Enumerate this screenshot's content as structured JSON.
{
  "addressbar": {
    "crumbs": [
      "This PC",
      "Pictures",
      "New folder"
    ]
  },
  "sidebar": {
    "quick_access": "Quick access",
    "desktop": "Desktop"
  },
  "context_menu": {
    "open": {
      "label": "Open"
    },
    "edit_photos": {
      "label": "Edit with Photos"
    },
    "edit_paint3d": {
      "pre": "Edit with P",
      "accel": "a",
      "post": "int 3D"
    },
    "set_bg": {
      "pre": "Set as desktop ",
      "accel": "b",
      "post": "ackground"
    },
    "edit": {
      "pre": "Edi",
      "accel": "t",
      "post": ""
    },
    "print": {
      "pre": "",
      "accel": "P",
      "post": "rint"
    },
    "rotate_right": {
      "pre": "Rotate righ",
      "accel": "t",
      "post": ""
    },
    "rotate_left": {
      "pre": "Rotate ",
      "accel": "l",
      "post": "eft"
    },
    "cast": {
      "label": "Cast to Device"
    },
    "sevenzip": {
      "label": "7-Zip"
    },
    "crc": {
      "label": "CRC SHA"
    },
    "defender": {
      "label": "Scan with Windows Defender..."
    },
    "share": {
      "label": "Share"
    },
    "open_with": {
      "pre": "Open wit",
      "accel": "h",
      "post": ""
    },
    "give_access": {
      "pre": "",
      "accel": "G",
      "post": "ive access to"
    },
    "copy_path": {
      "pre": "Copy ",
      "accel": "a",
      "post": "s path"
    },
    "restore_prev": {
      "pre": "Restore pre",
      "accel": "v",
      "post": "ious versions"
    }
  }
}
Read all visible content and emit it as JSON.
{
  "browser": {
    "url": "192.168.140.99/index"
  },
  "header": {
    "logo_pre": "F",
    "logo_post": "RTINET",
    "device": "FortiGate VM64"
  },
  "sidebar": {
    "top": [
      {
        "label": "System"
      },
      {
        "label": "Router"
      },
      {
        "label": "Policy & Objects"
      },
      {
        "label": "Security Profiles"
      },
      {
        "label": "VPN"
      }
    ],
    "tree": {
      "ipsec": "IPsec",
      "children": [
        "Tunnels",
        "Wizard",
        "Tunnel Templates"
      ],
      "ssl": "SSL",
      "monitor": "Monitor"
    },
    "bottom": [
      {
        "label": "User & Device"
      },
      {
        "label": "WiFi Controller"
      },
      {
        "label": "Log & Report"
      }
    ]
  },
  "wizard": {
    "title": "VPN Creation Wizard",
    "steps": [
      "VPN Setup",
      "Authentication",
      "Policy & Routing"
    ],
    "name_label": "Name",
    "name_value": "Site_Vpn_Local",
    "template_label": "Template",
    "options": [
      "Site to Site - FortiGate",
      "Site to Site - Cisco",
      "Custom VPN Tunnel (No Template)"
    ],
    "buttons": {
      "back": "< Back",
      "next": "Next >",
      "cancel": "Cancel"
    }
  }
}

EXERCISE TASK: Working from the material above, retype it in its entirety without change.

SOLUTION TO THE PROBLEM:
Enumerate this screenshot's content as structured JSON.
{
  "addressbar": {
    "crumbs": [
      "This PC",
      "Pictures",
      "New folder"
    ]
  },
  "sidebar": {
    "quick_access": "Quick access",
    "desktop": "Desktop"
  },
  "context_menu": {
    "open": {
      "label": "Open"
    },
    "edit_photos": {
      "label": "Edit with Photos"
    },
    "edit_paint3d": {
      "pre": "Edit with P",
      "accel": "a",
      "post": "int 3D"
    },
    "set_bg": {
      "pre": "Set as desktop ",
      "accel": "b",
      "post": "ackground"
    },
    "edit": {
      "pre": "Edi",
      "accel": "t",
      "post": ""
    },
    "print": {
      "pre": "",
      "accel": "P",
      "post": "rint"
    },
    "rotate_right": {
      "pre": "Rotate righ",
      "accel": "t",
      "post": ""
    },
    "rotate_left": {
      "pre": "Rotate ",
      "accel": "l",
      "post": "eft"
    },
    "cast": {
      "label": "Cast to Device"
    },
    "sevenzip": {
      "label": "7-Zip"
    },
    "crc": {
      "label": "CRC SHA"
    },
    "defender": {
      "label": "Scan with Windows Defender..."
    },
    "share": {
      "label": "Share"
    },
    "open_with": {
      "pre": "Open wit",
      "accel": "h",
      "post": ""
    },
    "give_access": {
      "pre": "",
      "accel": "G",
      "post": "ive access to"
    },
    "copy_path": {
      "pre": "Copy ",
      "accel": "a",
      "post": "s path"
    },
    "restore_prev": {
      "pre": "Restore pre",
      "accel": "v",
      "post": "ious versions"
    }
  }
}
Read all visible content and emit it as JSON.
{
  "browser": {
    "url": "192.168.140.99/index"
  },
  "header": {
    "logo_pre": "F",
    "logo_post": "RTINET",
    "device": "FortiGate VM64"
  },
  "sidebar": {
    "top": [
      {
        "label": "System"
      },
      {
        "label": "Router"
      },
      {
        "label": "Policy & Objects"
      },
      {
        "label": "Security Profiles"
      },
      {
        "label": "VPN"
      }
    ],
    "tree": {
      "ipsec": "IPsec",
      "children": [
        "Tunnels",
        "Wizard",
        "Tunnel Templates"
      ],
      "ssl": "SSL",
      "monitor": "Monitor"
    },
    "bottom": [
      {
        "label": "User & Device"
      },
      {
        "label": "WiFi Controller"
      },
      {
        "label": "Log & Report"
      }
    ]
  },
  "wizard": {
    "title": "VPN Creation Wizard",
    "steps": [
      "VPN Setup",
      "Authentication",
      "Policy & Routing"
    ],
    "name_label": "Name",
    "name_value": "Site_Vpn_Local",
    "template_label": "Template",
    "options": [
      "Site to Site - FortiGate",
      "Site to Site - Cisco",
      "Custom VPN Tunnel (No Template)"
    ],
    "buttons": {
      "back": "< Back",
      "next": "Next >",
      "cancel": "Cancel"
    }
  }
}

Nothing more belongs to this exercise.